Work to be completed => Wherever a line holds the word "text", copy that line out.
[Start of Source material]
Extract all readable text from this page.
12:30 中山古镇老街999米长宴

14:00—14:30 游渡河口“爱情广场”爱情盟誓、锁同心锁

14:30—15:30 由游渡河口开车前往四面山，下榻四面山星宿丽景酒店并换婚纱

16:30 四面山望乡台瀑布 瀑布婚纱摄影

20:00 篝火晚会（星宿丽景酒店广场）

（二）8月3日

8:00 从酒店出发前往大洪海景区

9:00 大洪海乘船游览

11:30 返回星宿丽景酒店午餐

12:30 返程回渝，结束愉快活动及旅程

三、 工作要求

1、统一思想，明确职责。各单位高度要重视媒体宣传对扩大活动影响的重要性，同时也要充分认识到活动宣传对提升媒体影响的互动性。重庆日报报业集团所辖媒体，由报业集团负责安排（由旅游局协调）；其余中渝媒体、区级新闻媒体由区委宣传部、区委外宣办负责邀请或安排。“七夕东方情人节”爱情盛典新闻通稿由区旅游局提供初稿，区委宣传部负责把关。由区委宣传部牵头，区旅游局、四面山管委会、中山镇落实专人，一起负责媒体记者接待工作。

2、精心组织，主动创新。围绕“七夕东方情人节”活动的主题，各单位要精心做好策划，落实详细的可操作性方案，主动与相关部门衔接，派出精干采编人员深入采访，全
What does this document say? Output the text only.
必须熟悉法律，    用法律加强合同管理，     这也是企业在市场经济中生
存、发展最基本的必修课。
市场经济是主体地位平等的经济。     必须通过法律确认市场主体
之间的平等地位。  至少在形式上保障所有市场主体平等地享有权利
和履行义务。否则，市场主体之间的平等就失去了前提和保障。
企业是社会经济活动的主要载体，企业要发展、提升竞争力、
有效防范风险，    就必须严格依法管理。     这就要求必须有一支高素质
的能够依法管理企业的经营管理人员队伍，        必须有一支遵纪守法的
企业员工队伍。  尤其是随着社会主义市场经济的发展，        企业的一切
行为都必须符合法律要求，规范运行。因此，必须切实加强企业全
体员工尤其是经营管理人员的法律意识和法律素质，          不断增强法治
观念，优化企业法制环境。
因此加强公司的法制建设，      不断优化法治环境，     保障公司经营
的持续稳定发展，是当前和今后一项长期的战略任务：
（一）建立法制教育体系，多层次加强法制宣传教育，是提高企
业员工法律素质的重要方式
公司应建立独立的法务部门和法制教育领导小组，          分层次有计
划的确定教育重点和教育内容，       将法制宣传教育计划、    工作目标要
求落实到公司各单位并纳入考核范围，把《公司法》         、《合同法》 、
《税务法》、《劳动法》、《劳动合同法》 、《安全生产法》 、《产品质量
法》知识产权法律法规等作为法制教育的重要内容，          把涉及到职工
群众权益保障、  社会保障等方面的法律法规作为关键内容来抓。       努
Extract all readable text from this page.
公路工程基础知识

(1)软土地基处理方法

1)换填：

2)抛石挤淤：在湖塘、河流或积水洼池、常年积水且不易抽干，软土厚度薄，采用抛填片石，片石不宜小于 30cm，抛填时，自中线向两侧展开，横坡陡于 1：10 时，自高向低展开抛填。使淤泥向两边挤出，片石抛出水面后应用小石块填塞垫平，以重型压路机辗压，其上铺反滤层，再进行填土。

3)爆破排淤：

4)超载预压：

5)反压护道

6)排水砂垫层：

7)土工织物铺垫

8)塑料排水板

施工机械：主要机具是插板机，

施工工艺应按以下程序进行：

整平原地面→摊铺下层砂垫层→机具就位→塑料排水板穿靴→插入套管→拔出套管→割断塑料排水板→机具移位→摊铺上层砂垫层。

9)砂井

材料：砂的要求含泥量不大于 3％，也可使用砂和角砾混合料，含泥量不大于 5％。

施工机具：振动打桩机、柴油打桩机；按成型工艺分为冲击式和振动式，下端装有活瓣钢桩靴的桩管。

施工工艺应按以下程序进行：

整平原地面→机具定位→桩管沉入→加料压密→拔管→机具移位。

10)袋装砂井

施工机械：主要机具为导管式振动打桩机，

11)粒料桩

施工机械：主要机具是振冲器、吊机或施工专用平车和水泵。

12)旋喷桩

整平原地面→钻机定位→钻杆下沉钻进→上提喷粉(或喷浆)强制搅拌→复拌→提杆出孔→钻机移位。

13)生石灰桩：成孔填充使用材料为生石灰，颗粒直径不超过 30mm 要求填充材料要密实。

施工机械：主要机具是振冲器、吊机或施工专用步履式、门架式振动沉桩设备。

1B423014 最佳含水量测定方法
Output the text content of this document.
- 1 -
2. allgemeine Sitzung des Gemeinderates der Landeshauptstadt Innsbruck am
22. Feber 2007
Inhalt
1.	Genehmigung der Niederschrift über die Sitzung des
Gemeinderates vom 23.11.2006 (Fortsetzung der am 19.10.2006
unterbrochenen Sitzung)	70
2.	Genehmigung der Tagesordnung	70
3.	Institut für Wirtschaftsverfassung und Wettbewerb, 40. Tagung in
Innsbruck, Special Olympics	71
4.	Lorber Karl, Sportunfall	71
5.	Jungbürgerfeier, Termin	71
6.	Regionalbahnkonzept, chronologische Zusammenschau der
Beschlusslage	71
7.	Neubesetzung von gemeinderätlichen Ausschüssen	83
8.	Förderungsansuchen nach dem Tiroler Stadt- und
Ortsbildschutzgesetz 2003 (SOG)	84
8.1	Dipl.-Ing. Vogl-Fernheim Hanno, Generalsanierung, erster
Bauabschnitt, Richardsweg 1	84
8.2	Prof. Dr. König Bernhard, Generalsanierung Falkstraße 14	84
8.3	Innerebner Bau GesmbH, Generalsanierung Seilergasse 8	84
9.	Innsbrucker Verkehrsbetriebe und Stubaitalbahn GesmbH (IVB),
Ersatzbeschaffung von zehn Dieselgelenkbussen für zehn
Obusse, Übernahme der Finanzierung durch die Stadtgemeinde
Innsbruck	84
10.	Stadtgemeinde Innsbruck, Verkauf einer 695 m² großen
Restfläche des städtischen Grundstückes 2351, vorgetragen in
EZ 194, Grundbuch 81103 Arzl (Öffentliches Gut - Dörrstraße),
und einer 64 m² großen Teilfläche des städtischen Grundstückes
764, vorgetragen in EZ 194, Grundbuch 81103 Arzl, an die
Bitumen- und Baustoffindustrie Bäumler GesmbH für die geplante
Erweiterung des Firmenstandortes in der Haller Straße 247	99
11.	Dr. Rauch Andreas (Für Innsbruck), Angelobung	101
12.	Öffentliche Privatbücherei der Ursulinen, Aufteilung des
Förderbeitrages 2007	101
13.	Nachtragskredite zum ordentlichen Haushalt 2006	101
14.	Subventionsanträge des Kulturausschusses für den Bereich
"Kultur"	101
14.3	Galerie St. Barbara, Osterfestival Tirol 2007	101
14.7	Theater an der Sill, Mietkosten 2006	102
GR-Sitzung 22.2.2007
[End of Source material]
Solution for this exercise =>
Extract all readable text from this page.
What does this document say? Output the text only.
Extract all readable text from this page.
Output the text content of this document.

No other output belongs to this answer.